> **Excerpted text**
* * * * * * *

Technical Article

Automate Data Purity Investigation

,

A couple of weeks ago I wrote an article at www.sqlcopilot.com/dbcc-checkdb-with-data_purity.html about the DATA_PURITY option of DBCC CHECKDB, and how to identify the affected columns.

One of the ways to find affected columns is to run a SELECT with a WHERE clause to return out-of-range data. But this doesn't always work. It is possible for data to be within a valid range but still fail the data purity check. It is also possible for the column to be totally corrupt, resulting in an arithmetic overflow error when you attempt to SELECT it.

The method I showed in my article for when a SELECT doesn't help was to use DBCC PAGE. But if you have more than a few columns with invalid data, it can be quite time consuming to do. This was the case for me recently when I migrated a database from SQL Server 2000 to 2008 R2 and the CHECKDB found 540,000 data purity errors!

A SELECT for values outside the range for the datatype (decimal(23, 8) in this case) didn't return any data and so DBCC PAGE was the only option - but obviously there was no way I could run it manually 540,000 times!

The script attached to this article was my solution to the problem.

* * * * * * *

[Data entries]
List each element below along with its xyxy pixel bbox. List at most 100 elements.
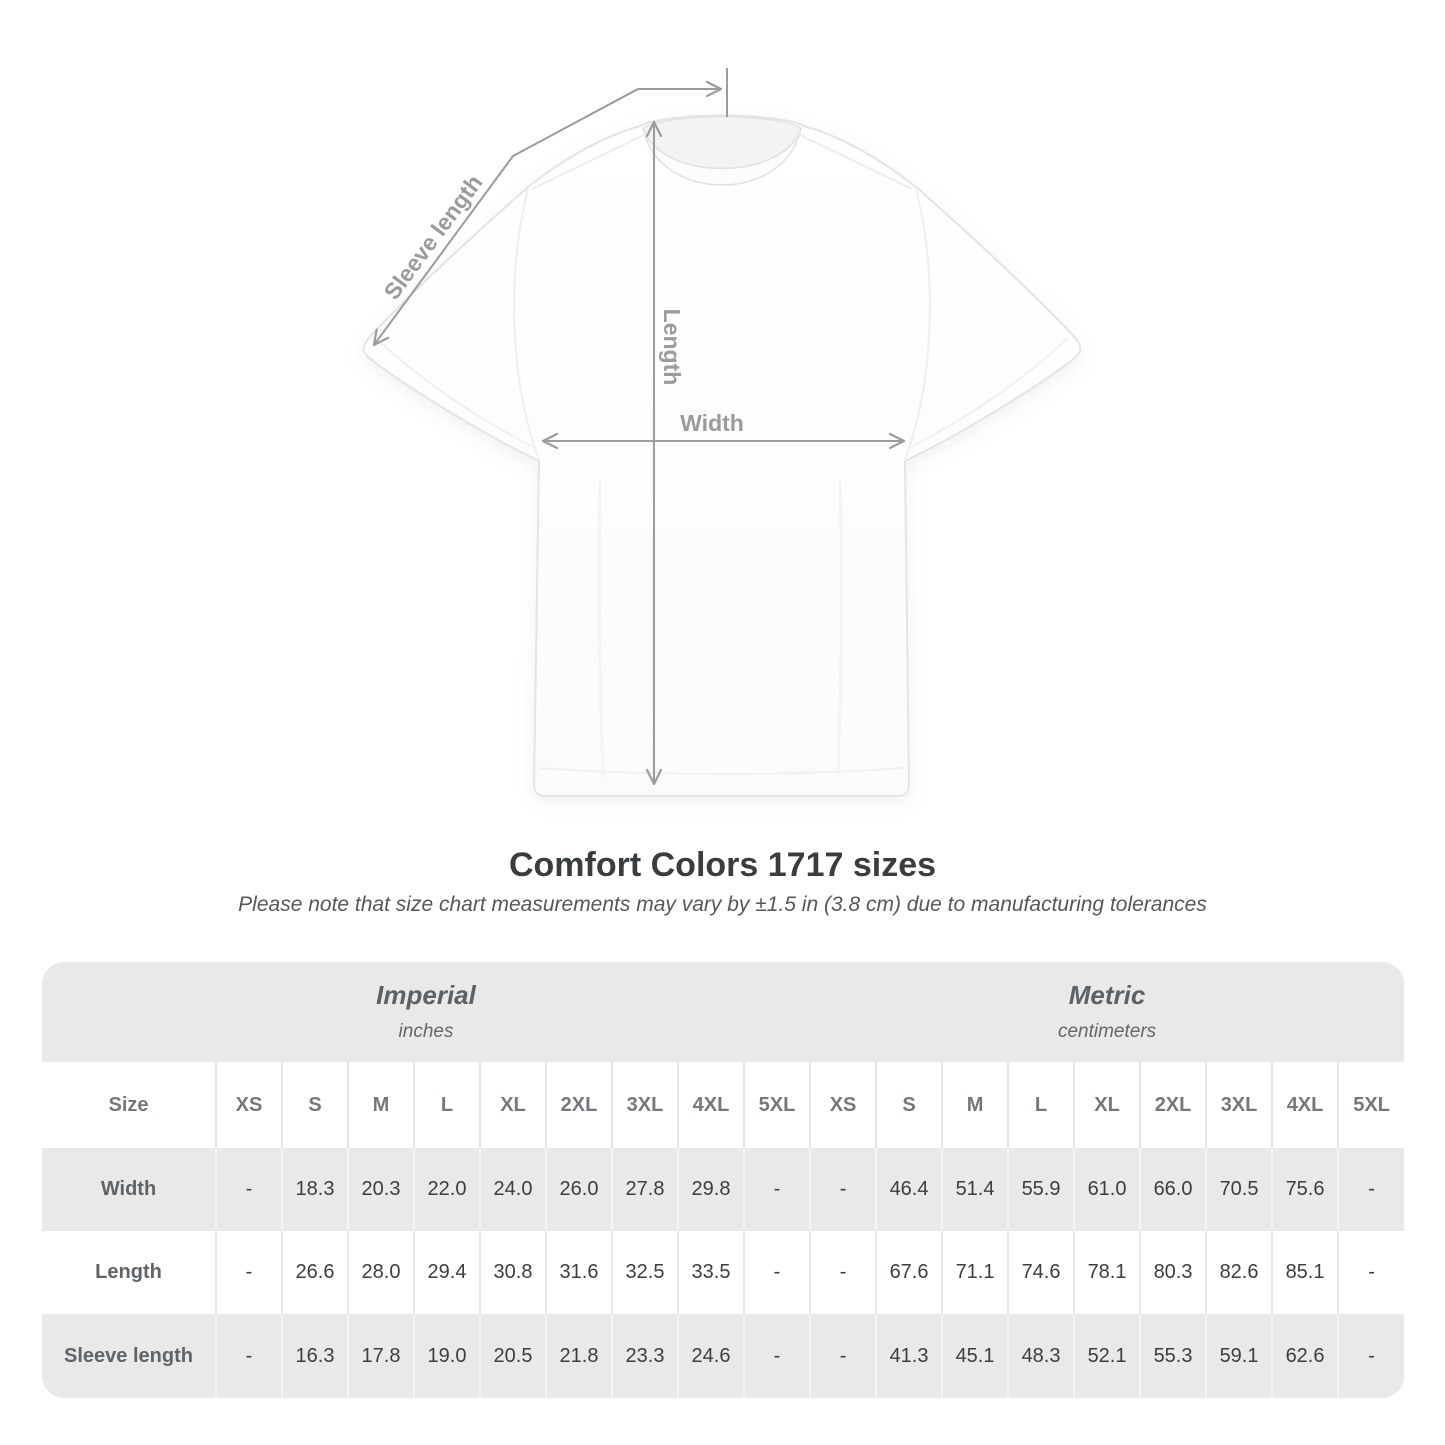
imperial-section-header: Imperial inches xyxy=(42,962,811,1062)
width-imperial-3xl: 27.8 xyxy=(611,1148,678,1231)
size-col-header-metric-2xl: 2XL xyxy=(1139,1062,1207,1148)
size-chart-table: Imperial inches Metric centimeters Size … xyxy=(42,962,1404,1398)
width-label: Width xyxy=(680,410,744,436)
sleeve-length-row: Sleeve length - 16.3 17.8 19.0 20.5 21.8… xyxy=(42,1314,1404,1398)
sleeve-metric-4xl: 62.6 xyxy=(1271,1314,1339,1398)
size-col-header-imperial-l: L xyxy=(413,1062,480,1148)
metric-section-title: Metric xyxy=(1068,979,1146,1010)
size-col-header-metric-xs: XS xyxy=(809,1062,877,1148)
tshirt-measurement-diagram: Sleeve length Length Width xyxy=(362,68,1082,797)
size-col-header-imperial-m: M xyxy=(347,1062,414,1148)
sleeve-imperial-2xl: 21.8 xyxy=(545,1314,612,1398)
length-imperial-l: 29.4 xyxy=(413,1231,480,1314)
size-col-header-metric-xl: XL xyxy=(1073,1062,1141,1148)
length-imperial-xs: - xyxy=(215,1231,282,1314)
length-imperial-xl: 30.8 xyxy=(479,1231,546,1314)
tolerance-note: Please note that size chart measurements… xyxy=(238,893,1207,916)
sleeve-imperial-xl: 20.5 xyxy=(479,1314,546,1398)
width-imperial-5xl: - xyxy=(742,1148,811,1231)
size-col-header-imperial-2xl: 2XL xyxy=(545,1062,612,1148)
cuff-seam-left xyxy=(375,337,536,449)
metric-section-header: Metric centimeters xyxy=(810,962,1404,1062)
size-col-header-imperial-5xl: 5XL xyxy=(742,1062,811,1148)
cuff-seam-right xyxy=(908,337,1069,449)
size-col-header-imperial-4xl: 4XL xyxy=(677,1062,744,1148)
length-metric-xs: - xyxy=(809,1231,877,1314)
sleeve-imperial-s: 16.3 xyxy=(281,1314,348,1398)
sleeve-seam-right xyxy=(904,188,931,460)
row-label-sleeve-length: Sleeve length xyxy=(42,1314,216,1398)
length-imperial-4xl: 33.5 xyxy=(677,1231,744,1314)
width-row: Width - 18.3 20.3 22.0 24.0 26.0 27.8 29… xyxy=(42,1148,1404,1231)
width-metric-xs: - xyxy=(809,1148,877,1231)
imperial-section-unit: inches xyxy=(398,1020,454,1042)
size-col-header-imperial-s: S xyxy=(281,1062,348,1148)
length-imperial-5xl: - xyxy=(742,1231,811,1314)
size-col-header-metric-s: S xyxy=(875,1062,943,1148)
shoulder-seam-right xyxy=(795,132,913,190)
width-metric-xl: 61.0 xyxy=(1073,1148,1141,1231)
size-col-header-metric-5xl: 5XL xyxy=(1337,1062,1404,1148)
size-col-header-metric-4xl: 4XL xyxy=(1271,1062,1339,1148)
sleeve-metric-m: 45.1 xyxy=(941,1314,1009,1398)
sleeve-imperial-5xl: - xyxy=(742,1314,811,1398)
size-corner-label: Size xyxy=(42,1062,216,1148)
length-metric-5xl: - xyxy=(1337,1231,1404,1314)
size-col-header-metric-l: L xyxy=(1007,1062,1075,1148)
sleeve-metric-xs: - xyxy=(809,1314,877,1398)
row-label-width: Width xyxy=(42,1148,216,1231)
size-chart-container: Imperial inches Metric centimeters Size … xyxy=(42,962,1404,1398)
size-col-header-metric-3xl: 3XL xyxy=(1205,1062,1273,1148)
tshirt-body xyxy=(362,114,1082,797)
length-imperial-m: 28.0 xyxy=(347,1231,414,1314)
fold-line xyxy=(836,479,843,775)
tshirt-illustration xyxy=(362,114,1082,797)
unit-section-row: Imperial inches Metric centimeters xyxy=(42,962,1404,1062)
sleeve-length-arrow xyxy=(372,80,723,347)
width-metric-2xl: 66.0 xyxy=(1139,1148,1207,1231)
width-imperial-2xl: 26.0 xyxy=(545,1148,612,1231)
page-title: Comfort Colors 1717 sizes xyxy=(508,846,937,884)
length-imperial-2xl: 31.6 xyxy=(545,1231,612,1314)
length-metric-3xl: 82.6 xyxy=(1205,1231,1273,1314)
length-metric-l: 74.6 xyxy=(1007,1231,1075,1314)
width-imperial-xl: 24.0 xyxy=(479,1148,546,1231)
sleeve-metric-l: 48.3 xyxy=(1007,1314,1075,1398)
sleeve-imperial-m: 17.8 xyxy=(347,1314,414,1398)
size-col-header-imperial-xs: XS xyxy=(215,1062,282,1148)
length-metric-2xl: 80.3 xyxy=(1139,1231,1207,1314)
fold-line xyxy=(597,479,605,779)
width-imperial-4xl: 29.8 xyxy=(677,1148,744,1231)
sleeve-imperial-4xl: 24.6 xyxy=(677,1314,744,1398)
sleeve-metric-xl: 52.1 xyxy=(1073,1314,1141,1398)
size-col-header-metric-m: M xyxy=(941,1062,1009,1148)
length-imperial-s: 26.6 xyxy=(281,1231,348,1314)
width-metric-l: 55.9 xyxy=(1007,1148,1075,1231)
length-imperial-3xl: 32.5 xyxy=(611,1231,678,1314)
width-metric-s: 46.4 xyxy=(875,1148,943,1231)
width-imperial-xs: - xyxy=(215,1148,282,1231)
width-metric-4xl: 75.6 xyxy=(1271,1148,1339,1231)
size-header-row: Size XS S M L XL 2XL 3XL 4XL 5XL XS S M … xyxy=(42,1062,1404,1148)
length-metric-m: 71.1 xyxy=(941,1231,1009,1314)
imperial-section-title: Imperial xyxy=(376,979,476,1010)
sleeve-imperial-l: 19.0 xyxy=(413,1314,480,1398)
row-label-length: Length xyxy=(42,1231,216,1314)
width-imperial-s: 18.3 xyxy=(281,1148,348,1231)
sleeve-imperial-3xl: 23.3 xyxy=(611,1314,678,1398)
width-metric-5xl: - xyxy=(1337,1148,1404,1231)
sleeve-metric-2xl: 55.3 xyxy=(1139,1314,1207,1398)
length-metric-s: 67.6 xyxy=(875,1231,943,1314)
size-col-header-imperial-3xl: 3XL xyxy=(611,1062,678,1148)
sleeve-metric-3xl: 59.1 xyxy=(1205,1314,1273,1398)
width-metric-m: 51.4 xyxy=(941,1148,1009,1231)
metric-section-unit: centimeters xyxy=(1057,1020,1157,1042)
sleeve-metric-5xl: - xyxy=(1337,1314,1404,1398)
length-metric-4xl: 85.1 xyxy=(1271,1231,1339,1314)
length-metric-xl: 78.1 xyxy=(1073,1231,1141,1314)
sleeve-metric-s: 41.3 xyxy=(875,1314,943,1398)
size-col-header-imperial-xl: XL xyxy=(479,1062,546,1148)
width-metric-3xl: 70.5 xyxy=(1205,1148,1273,1231)
width-imperial-l: 22.0 xyxy=(413,1148,480,1231)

* * * * * * *

> **Stated exercise 1**
Answer these questions from the article on data purity investigation:
(a) Which option of DBCC CHECKDB was the subject of the author's earlier article?
(b) From which SQL Server version to which was the database migrated?
(c) How many data purity errors did CHECKDB find after that migration?
> **Stated exercise 2**
In the records, write out the lines between the line holding "imperial-section-header: Imperial inches" and the line holding "size-col-header-metric-xs: XS xyxy=(809,1062,877,1148)", inclusive.
The records bear no relation to the text.

> **Worked answer 1**
(a) DATA_PURITY
(b) From SQL Server 2000 to SQL Server 2008 R2
(c) 540,000

> **Worked answer 2**
imperial-section-header: Imperial inches xyxy=(42,962,811,1062)
width-imperial-3xl: 27.8 xyxy=(611,1148,678,1231)
size-col-header-metric-2xl: 2XL xyxy=(1139,1062,1207,1148)
size-chart-table: Imperial inches Metric centimeters Size … xyxy=(42,962,1404,1398)
width-label: Width xyxy=(680,410,744,436)
sleeve-length-row: Sleeve length - 16.3 17.8 19.0 20.5 21.8… xyxy=(42,1314,1404,1398)
sleeve-metric-4xl: 62.6 xyxy=(1271,1314,1339,1398)
size-col-header-imperial-l: L xyxy=(413,1062,480,1148)
metric-section-title: Metric xyxy=(1068,979,1146,1010)
size-col-header-metric-xs: XS xyxy=(809,1062,877,1148)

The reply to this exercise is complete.